[WHAT NEEDS TO BE DONE] Duplicate the rows starting at the line that contains "toc-entry[interactable]: [78, 227, 640, 245]" and ending at the line that contains "toc-page-number: 237: [618, 859, 640, 875]", including both of those lines.

[DATA SECTION]

%%

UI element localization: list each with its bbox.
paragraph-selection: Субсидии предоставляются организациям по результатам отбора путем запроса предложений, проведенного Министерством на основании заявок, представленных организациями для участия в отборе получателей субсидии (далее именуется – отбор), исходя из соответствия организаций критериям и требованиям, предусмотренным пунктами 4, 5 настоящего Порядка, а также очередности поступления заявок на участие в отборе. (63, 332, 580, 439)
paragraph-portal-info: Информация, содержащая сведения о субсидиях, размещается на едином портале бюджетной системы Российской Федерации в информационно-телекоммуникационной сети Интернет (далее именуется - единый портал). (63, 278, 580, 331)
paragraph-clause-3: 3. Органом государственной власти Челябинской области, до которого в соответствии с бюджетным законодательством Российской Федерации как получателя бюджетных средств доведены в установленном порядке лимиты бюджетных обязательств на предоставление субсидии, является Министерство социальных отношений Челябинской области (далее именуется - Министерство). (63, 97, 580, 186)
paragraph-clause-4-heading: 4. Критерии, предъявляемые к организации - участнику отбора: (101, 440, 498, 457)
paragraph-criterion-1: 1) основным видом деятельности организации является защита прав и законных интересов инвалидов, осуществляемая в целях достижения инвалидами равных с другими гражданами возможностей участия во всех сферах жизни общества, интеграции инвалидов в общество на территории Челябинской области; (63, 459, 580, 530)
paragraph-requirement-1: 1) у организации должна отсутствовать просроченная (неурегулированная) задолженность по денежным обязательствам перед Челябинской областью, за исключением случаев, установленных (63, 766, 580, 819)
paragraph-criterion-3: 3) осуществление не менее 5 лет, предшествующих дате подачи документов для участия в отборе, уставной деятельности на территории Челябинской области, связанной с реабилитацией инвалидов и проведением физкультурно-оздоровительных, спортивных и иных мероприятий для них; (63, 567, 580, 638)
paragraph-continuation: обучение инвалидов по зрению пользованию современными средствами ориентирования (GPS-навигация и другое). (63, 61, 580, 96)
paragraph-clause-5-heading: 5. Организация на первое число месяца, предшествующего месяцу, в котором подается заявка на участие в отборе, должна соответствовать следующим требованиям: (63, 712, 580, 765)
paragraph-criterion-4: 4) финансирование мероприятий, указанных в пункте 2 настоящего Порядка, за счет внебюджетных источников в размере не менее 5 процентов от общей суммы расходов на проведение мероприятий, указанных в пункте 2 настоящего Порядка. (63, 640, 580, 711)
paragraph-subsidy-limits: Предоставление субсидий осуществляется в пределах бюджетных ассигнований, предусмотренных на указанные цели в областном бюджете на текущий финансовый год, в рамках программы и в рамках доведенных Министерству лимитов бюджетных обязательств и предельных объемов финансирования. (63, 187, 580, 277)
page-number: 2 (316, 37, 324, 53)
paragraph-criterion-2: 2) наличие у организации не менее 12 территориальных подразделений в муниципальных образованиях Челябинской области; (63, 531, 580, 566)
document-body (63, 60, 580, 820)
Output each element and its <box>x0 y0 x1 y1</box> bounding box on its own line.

%%
%%

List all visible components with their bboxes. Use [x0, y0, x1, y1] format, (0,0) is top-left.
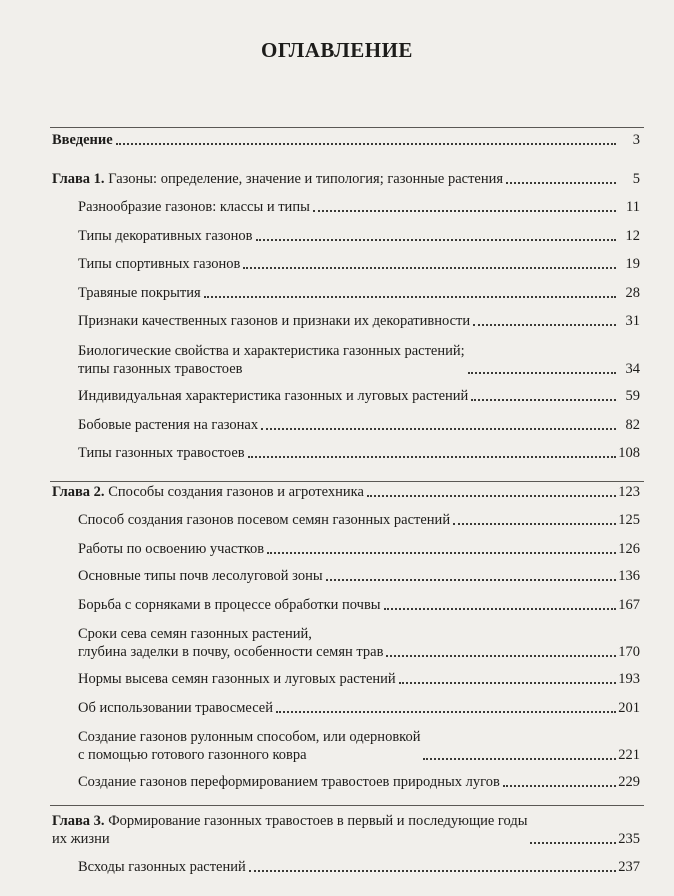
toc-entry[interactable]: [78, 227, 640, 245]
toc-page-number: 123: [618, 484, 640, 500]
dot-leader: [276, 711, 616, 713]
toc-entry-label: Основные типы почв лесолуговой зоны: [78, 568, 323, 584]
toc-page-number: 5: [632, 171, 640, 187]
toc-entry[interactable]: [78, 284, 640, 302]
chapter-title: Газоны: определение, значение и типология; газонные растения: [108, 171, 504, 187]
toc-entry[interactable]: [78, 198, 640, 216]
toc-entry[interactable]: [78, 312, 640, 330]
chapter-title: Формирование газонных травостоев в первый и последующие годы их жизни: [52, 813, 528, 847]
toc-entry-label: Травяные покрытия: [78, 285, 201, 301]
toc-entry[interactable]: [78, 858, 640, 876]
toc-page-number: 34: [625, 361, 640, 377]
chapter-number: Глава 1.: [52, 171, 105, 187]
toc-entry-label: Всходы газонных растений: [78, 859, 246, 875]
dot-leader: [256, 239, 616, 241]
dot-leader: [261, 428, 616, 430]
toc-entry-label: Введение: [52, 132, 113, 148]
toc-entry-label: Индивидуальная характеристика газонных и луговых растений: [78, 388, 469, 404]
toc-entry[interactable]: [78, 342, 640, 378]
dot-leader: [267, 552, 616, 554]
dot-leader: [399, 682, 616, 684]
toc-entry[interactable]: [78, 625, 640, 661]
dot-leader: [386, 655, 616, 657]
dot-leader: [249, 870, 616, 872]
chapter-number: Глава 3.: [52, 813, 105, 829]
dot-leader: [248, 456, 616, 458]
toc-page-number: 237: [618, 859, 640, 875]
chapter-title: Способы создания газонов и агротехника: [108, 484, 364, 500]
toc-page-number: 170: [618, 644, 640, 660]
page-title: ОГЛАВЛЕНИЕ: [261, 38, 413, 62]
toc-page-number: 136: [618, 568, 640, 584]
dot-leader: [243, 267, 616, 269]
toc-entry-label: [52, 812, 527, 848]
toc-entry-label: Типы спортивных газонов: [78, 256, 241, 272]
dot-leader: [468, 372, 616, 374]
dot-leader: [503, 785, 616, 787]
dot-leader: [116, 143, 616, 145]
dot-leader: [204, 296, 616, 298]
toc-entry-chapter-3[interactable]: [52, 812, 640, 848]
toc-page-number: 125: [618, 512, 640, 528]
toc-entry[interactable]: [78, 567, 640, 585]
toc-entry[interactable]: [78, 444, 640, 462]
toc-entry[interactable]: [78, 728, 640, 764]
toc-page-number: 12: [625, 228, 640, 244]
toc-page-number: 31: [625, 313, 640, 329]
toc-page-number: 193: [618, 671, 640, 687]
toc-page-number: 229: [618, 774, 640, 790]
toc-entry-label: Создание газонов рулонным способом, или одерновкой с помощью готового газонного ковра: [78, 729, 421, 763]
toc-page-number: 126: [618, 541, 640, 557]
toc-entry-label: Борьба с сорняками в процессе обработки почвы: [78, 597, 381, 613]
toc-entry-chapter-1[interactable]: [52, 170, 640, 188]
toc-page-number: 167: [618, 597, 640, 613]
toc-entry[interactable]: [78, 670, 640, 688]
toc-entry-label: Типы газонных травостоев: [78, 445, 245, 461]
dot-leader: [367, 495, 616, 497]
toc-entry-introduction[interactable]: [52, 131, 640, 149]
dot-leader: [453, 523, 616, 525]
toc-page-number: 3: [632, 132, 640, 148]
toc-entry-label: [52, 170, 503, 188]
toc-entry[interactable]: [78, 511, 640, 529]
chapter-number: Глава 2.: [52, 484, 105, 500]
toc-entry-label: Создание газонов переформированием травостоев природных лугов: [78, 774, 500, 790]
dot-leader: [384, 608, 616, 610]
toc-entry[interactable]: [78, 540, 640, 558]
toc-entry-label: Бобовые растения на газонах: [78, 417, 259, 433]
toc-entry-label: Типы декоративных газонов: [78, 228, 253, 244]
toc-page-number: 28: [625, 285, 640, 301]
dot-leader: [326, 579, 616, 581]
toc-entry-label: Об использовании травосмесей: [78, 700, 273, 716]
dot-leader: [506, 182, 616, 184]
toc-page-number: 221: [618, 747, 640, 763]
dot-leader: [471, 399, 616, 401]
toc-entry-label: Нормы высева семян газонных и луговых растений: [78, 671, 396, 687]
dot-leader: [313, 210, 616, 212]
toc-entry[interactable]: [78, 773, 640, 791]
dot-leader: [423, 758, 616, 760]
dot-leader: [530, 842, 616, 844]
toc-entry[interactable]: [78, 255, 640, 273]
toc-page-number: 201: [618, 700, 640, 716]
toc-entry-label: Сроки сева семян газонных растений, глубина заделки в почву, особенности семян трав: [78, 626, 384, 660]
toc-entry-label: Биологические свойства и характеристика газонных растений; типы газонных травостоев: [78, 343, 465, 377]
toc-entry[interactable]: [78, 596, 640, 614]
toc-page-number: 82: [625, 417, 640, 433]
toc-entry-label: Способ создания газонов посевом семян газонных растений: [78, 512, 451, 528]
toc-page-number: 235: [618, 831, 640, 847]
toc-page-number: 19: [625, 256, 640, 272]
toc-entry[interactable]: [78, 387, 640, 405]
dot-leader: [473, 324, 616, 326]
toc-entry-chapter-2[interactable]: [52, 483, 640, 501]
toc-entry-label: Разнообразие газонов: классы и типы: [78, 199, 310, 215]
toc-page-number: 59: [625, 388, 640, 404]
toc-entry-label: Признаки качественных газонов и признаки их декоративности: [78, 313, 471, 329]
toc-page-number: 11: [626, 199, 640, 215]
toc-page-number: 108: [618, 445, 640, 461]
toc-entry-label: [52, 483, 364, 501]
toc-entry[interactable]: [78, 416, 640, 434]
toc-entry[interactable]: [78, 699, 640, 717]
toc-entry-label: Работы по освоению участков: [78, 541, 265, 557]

%%

[RESULT OF THE TASK]
toc-entry[interactable]: [78, 227, 640, 245]
toc-page-number: 123: [618, 484, 640, 500]
dot-leader: [276, 711, 616, 713]
toc-entry-label: Основные типы почв лесолуговой зоны: [78, 568, 323, 584]
toc-page-number: 5: [632, 171, 640, 187]
toc-entry[interactable]: [78, 284, 640, 302]
chapter-title: Газоны: определение, значение и типология; газонные растения: [108, 171, 504, 187]
toc-entry[interactable]: [78, 198, 640, 216]
toc-entry[interactable]: [78, 312, 640, 330]
chapter-title: Формирование газонных травостоев в первый и последующие годы их жизни: [52, 813, 528, 847]
toc-entry-label: Травяные покрытия: [78, 285, 201, 301]
toc-entry[interactable]: [78, 858, 640, 876]
toc-page-number: 34: [625, 361, 640, 377]
chapter-number: Глава 1.: [52, 171, 105, 187]
toc-entry-label: Всходы газонных растений: [78, 859, 246, 875]
dot-leader: [256, 239, 616, 241]
dot-leader: [261, 428, 616, 430]
toc-entry-label: Введение: [52, 132, 113, 148]
toc-entry-label: Индивидуальная характеристика газонных и луговых растений: [78, 388, 469, 404]
toc-entry[interactable]: [78, 342, 640, 378]
dot-leader: [267, 552, 616, 554]
dot-leader: [399, 682, 616, 684]
toc-entry[interactable]: [78, 625, 640, 661]
dot-leader: [386, 655, 616, 657]
dot-leader: [249, 870, 616, 872]
chapter-number: Глава 3.: [52, 813, 105, 829]
dot-leader: [248, 456, 616, 458]
toc-page-number: 237: [618, 859, 640, 875]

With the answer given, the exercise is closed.